◆ **WRITTEN PROBLEM**
Give all of the lines again exactly as they read.

[Saved entries]

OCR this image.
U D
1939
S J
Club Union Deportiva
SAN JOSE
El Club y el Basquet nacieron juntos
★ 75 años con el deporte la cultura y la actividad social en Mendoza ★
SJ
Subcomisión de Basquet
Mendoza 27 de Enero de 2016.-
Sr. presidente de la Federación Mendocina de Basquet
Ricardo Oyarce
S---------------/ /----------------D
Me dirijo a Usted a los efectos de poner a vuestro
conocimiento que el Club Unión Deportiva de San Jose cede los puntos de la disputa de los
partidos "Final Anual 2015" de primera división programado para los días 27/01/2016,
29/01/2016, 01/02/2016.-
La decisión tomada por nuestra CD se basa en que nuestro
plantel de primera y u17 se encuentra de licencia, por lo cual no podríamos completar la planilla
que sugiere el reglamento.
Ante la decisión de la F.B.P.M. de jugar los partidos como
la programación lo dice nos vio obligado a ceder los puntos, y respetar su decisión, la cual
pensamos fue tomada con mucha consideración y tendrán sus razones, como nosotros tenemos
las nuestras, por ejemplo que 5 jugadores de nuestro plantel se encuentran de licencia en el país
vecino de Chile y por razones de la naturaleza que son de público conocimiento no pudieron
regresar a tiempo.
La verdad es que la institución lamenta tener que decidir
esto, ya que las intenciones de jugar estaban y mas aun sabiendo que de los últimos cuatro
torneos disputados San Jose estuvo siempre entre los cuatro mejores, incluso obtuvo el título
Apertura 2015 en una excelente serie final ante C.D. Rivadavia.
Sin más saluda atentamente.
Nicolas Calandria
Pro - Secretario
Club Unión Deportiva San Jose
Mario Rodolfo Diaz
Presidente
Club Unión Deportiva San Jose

◆ **EXERCISE SOLUTION**
OCR this image.
U D
1939
S J
Club Union Deportiva
SAN JOSE
El Club y el Basquet nacieron juntos
★ 75 años con el deporte la cultura y la actividad social en Mendoza ★
SJ
Subcomisión de Basquet
Mendoza 27 de Enero de 2016.-
Sr. presidente de la Federación Mendocina de Basquet
Ricardo Oyarce
S---------------/ /----------------D
Me dirijo a Usted a los efectos de poner a vuestro
conocimiento que el Club Unión Deportiva de San Jose cede los puntos de la disputa de los
partidos "Final Anual 2015" de primera división programado para los días 27/01/2016,
29/01/2016, 01/02/2016.-
La decisión tomada por nuestra CD se basa en que nuestro
plantel de primera y u17 se encuentra de licencia, por lo cual no podríamos completar la planilla
que sugiere el reglamento.
Ante la decisión de la F.B.P.M. de jugar los partidos como
la programación lo dice nos vio obligado a ceder los puntos, y respetar su decisión, la cual
pensamos fue tomada con mucha consideración y tendrán sus razones, como nosotros tenemos
las nuestras, por ejemplo que 5 jugadores de nuestro plantel se encuentran de licencia en el país
vecino de Chile y por razones de la naturaleza que son de público conocimiento no pudieron
regresar a tiempo.
La verdad es que la institución lamenta tener que decidir
esto, ya que las intenciones de jugar estaban y mas aun sabiendo que de los últimos cuatro
torneos disputados San Jose estuvo siempre entre los cuatro mejores, incluso obtuvo el título
Apertura 2015 en una excelente serie final ante C.D. Rivadavia.
Sin más saluda atentamente.
Nicolas Calandria
Pro - Secretario
Club Unión Deportiva San Jose
Mario Rodolfo Diaz
Presidente
Club Unión Deportiva San Jose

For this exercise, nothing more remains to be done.